**GIVEN REQUEST:** Gather from the listing below each line that includes the word "document", and copy it.

____________________

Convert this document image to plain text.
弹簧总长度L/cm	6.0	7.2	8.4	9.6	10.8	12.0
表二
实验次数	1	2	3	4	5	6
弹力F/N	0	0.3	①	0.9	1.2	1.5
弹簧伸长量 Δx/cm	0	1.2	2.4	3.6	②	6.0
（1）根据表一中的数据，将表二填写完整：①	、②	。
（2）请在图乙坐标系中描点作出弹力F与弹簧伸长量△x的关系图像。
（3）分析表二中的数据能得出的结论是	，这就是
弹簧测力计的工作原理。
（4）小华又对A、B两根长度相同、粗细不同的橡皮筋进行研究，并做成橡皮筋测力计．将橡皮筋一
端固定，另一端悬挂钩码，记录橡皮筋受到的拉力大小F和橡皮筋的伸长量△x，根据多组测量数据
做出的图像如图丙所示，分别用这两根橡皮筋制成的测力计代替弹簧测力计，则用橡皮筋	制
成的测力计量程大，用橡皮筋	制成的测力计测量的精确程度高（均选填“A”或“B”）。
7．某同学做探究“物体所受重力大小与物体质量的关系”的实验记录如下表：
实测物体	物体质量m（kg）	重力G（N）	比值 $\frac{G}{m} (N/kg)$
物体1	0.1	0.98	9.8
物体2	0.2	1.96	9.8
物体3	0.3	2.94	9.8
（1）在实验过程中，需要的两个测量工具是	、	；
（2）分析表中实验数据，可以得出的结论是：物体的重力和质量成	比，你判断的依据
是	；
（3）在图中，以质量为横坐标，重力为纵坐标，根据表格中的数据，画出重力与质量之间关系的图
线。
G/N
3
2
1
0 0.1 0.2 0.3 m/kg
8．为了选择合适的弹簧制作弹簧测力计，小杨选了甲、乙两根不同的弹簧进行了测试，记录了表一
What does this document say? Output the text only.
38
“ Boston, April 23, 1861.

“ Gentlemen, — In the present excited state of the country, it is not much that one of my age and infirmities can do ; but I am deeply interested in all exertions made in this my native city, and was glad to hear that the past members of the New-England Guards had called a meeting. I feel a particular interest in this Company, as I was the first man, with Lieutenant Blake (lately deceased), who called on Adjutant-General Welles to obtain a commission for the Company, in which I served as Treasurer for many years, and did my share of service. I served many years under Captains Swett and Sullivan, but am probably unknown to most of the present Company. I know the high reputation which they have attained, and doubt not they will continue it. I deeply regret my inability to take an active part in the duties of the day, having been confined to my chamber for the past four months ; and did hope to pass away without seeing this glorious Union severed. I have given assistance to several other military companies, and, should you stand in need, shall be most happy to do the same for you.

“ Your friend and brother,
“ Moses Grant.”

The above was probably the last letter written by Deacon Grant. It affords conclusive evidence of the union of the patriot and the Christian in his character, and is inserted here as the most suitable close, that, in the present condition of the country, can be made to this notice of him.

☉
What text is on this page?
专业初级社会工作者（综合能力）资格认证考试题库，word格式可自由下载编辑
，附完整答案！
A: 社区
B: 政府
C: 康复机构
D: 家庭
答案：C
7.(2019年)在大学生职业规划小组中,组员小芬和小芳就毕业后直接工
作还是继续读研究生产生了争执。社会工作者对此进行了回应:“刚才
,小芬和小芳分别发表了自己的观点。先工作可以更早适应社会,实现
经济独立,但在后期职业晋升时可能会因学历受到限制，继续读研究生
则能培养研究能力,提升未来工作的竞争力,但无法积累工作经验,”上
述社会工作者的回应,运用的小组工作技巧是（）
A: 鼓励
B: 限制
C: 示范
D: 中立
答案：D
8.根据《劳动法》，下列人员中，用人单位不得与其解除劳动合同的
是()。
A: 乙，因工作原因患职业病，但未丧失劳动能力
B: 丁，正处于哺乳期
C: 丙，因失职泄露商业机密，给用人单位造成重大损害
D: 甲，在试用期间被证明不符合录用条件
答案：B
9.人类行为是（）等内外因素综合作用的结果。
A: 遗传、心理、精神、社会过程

____________________

**SOLUTION FOR THIS TASK:**
Convert this document image to plain text.
What does this document say? Output the text only.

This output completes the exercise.